Aim of the task
Answer these questions about the forum thread on dating:
1. Which Wikipedia topic does one reply link to?
2. Besides coming from a specific locale, what two similarities does that reply say the women are likely to share?
3. What is the "one common thing involved in those R's"?

Text segment
'''

It is easier to place blame on other people then taking responsibility for your own words and actions though, isn't it?

 

 

Exactly how am I to blame for the women I date being manipulative or cheaters? That seems the typical response. You meet someone who's not a decent person, and the women here want to tell me that that is somehow my fault. I don't really follow that as it doesn't make much sense. It's not like those types wear a sign around their neck on the first date. As I've also mentioned before, I've broken up with several of these already.

Posted
Woman are this woman are that.. blah blah blah - did you forget already?

 

 

No, and I've said there may be exceptions, but I haven't seen a lot of evidence of this.

Posted
Not quite following you. Yeah, from what I've seen, most of the women like you claim are all over the place seem to be pretty rare. I don't exactly wear my bias on my sleeve when I date, and I do date a good bit, so, I'm not really sure where you're drawing your conclusions from.

 

http://en.wikipedia.org/wiki/Selection_bias

 

The women that you interact with are statistically biased in ways that would take more time than I'm willing to give to analyze. They are all from a specific locale, or that general area. They are likely from a similar socioeconomic background, and have similar levels of education.

 

You cannot actually believe that the women you have experienced personally are representative of an entire gender, can you? That is pretty naieve. Maybe you didn't take any statistics classes in college.

Posted
Exactly how am I to blame for the women I date being manipulative or cheaters? That seems the typical response. You meet someone who's not a decent person, and the women here want to tell me that that is somehow my fault. I don't really follow that as it doesn't make much sense. It's not like those types wear a sign around their neck on the first date. As I've also mentioned before, I've broken up with several of these already.

 

well if the vast majority of the ones you dated are cheaters, losers, liars- one common thing involved in those R's is YOU.

 

Likely you attract or are attracted to that type - perhaps that is why a honest upfront woman alludes you - you are not attracted to them.

 

Oh wait - this is like a chick diggin' bad boys/jerks. :lmao:

Posted
Exactly how am I to blame for the women I date being manipulative or cheaters? That seems the typical response. You meet someone who's not a decent person, and the women here want to tell me that that is somehow my fault. I don't really follow that as it doesn't make much sense. It's not like those types wear a sign around their neck on the first date. As I've also mentioned before, I've broken up with several of these already.

 

I'm talking about the junk you've continued to say about women in general.

 

But since you brought it up - like I mentioned before, don't you think it's possible you've fallen into a pattern with who you date?

'''

Source records
'''

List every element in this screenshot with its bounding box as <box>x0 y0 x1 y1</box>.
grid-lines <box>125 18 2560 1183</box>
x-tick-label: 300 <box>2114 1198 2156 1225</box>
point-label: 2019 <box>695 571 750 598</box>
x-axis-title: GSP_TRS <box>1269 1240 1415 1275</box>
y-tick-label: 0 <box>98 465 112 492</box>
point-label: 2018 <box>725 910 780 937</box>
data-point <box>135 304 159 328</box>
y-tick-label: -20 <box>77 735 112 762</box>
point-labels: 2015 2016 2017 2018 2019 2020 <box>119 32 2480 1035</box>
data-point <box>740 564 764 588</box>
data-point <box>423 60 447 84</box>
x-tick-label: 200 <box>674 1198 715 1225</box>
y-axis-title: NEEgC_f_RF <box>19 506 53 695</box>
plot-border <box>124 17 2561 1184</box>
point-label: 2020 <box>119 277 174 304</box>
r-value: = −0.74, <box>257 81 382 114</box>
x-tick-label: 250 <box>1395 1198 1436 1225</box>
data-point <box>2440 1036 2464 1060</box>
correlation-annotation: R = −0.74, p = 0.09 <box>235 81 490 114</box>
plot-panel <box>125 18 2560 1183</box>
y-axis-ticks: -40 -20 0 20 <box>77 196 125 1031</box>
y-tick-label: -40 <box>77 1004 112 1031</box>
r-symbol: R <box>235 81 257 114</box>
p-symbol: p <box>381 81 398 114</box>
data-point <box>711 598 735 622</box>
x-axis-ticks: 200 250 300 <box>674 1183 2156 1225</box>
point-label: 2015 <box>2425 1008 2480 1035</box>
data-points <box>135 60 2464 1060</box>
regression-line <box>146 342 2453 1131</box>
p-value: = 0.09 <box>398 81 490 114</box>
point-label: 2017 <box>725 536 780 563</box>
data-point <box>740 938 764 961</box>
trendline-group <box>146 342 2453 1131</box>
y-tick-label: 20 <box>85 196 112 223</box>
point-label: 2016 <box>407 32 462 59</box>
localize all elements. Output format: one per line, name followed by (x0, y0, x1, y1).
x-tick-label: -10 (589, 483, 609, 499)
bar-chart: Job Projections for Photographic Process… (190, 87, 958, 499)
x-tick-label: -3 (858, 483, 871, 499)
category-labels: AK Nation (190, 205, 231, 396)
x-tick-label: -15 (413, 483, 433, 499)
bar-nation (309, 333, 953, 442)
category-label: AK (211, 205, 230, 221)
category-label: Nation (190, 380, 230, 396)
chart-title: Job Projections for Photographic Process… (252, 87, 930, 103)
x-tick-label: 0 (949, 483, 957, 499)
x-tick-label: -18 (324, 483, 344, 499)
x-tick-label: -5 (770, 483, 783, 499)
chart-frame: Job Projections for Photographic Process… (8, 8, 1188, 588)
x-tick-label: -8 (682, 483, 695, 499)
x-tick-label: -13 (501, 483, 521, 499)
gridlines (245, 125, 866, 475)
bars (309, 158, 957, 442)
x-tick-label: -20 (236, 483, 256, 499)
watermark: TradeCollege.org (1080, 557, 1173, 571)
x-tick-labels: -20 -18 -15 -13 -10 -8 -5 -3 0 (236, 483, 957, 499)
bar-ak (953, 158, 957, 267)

'''

In response
1. Selection bias.
2. A similar socioeconomic background and similar levels of education.
3. "YOU," meaning the person who dated them.